----- GIVEN RECORDS

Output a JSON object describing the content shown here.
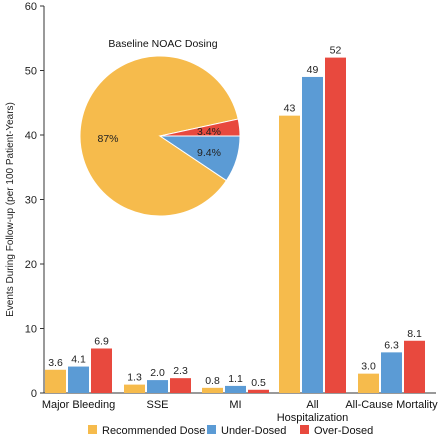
{
  "chart_data": {
    "type": "bar",
    "ylabel": "Events During Follow-up (per 100 Patient-Years)",
    "ylim": [
      0,
      60
    ],
    "yticks": [
      0,
      10,
      20,
      30,
      40,
      50,
      60
    ],
    "categories": [
      {
        "lines": [
          "Major Bleeding"
        ]
      },
      {
        "lines": [
          "SSE"
        ]
      },
      {
        "lines": [
          "MI"
        ]
      },
      {
        "lines": [
          "All",
          "Hospitalization"
        ]
      },
      {
        "lines": [
          "All-Cause Mortality"
        ]
      }
    ],
    "series": [
      {
        "name": "Recommended Dose",
        "color": "#F6BB4C",
        "values": [
          3.6,
          1.3,
          0.8,
          43,
          3.0
        ],
        "labels": [
          "3.6",
          "1.3",
          "0.8",
          "43",
          "3.0"
        ]
      },
      {
        "name": "Under-Dosed",
        "color": "#5B9BD5",
        "values": [
          4.1,
          2.0,
          1.1,
          49,
          6.3
        ],
        "labels": [
          "4.1",
          "2.0",
          "1.1",
          "49",
          "6.3"
        ]
      },
      {
        "name": "Over-Dosed",
        "color": "#E8493E",
        "values": [
          6.9,
          2.3,
          0.5,
          52,
          8.1
        ],
        "labels": [
          "6.9",
          "2.3",
          "0.5",
          "52",
          "8.1"
        ]
      }
    ],
    "legend_position": "bottom",
    "inset_pie": {
      "title": "Baseline NOAC Dosing",
      "slices": [
        {
          "name": "Recommended Dose",
          "label": "87%",
          "value": 87.2,
          "color": "#F6BB4C"
        },
        {
          "name": "Under-Dosed",
          "label": "9.4%",
          "value": 9.4,
          "color": "#5B9BD5"
        },
        {
          "name": "Over-Dosed",
          "label": "3.4%",
          "value": 3.4,
          "color": "#E8493E"
        }
      ]
    }
  }
}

----------

PROBLEM DESCRIPTION
Leave out the pictures and print every line of the data exactly.

IN RESPONSE
Output a JSON object describing the content shown here.
{
  "chart_data": {
    "type": "bar",
    "ylabel": "Events During Follow-up (per 100 Patient-Years)",
    "ylim": [
      0,
      60
    ],
    "yticks": [
      0,
      10,
      20,
      30,
      40,
      50,
      60
    ],
    "categories": [
      {
        "lines": [
          "Major Bleeding"
        ]
      },
      {
        "lines": [
          "SSE"
        ]
      },
      {
        "lines": [
          "MI"
        ]
      },
      {
        "lines": [
          "All",
          "Hospitalization"
        ]
      },
      {
        "lines": [
          "All-Cause Mortality"
        ]
      }
    ],
    "series": [
      {
        "name": "Recommended Dose",
        "color": "#F6BB4C",
        "values": [
          3.6,
          1.3,
          0.8,
          43,
          3.0
        ],
        "labels": [
          "3.6",
          "1.3",
          "0.8",
          "43",
          "3.0"
        ]
      },
      {
        "name": "Under-Dosed",
        "color": "#5B9BD5",
        "values": [
          4.1,
          2.0,
          1.1,
          49,
          6.3
        ],
        "labels": [
          "4.1",
          "2.0",
          "1.1",
          "49",
          "6.3"
        ]
      },
      {
        "name": "Over-Dosed",
        "color": "#E8493E",
        "values": [
          6.9,
          2.3,
          0.5,
          52,
          8.1
        ],
        "labels": [
          "6.9",
          "2.3",
          "0.5",
          "52",
          "8.1"
        ]
      }
    ],
    "legend_position": "bottom",
    "inset_pie": {
      "title": "Baseline NOAC Dosing",
      "slices": [
        {
          "name": "Recommended Dose",
          "label": "87%",
          "value": 87.2,
          "color": "#F6BB4C"
        },
        {
          "name": "Under-Dosed",
          "label": "9.4%",
          "value": 9.4,
          "color": "#5B9BD5"
        },
        {
          "name": "Over-Dosed",
          "label": "3.4%",
          "value": 3.4,
          "color": "#E8493E"
        }
      ]
    }
  }
}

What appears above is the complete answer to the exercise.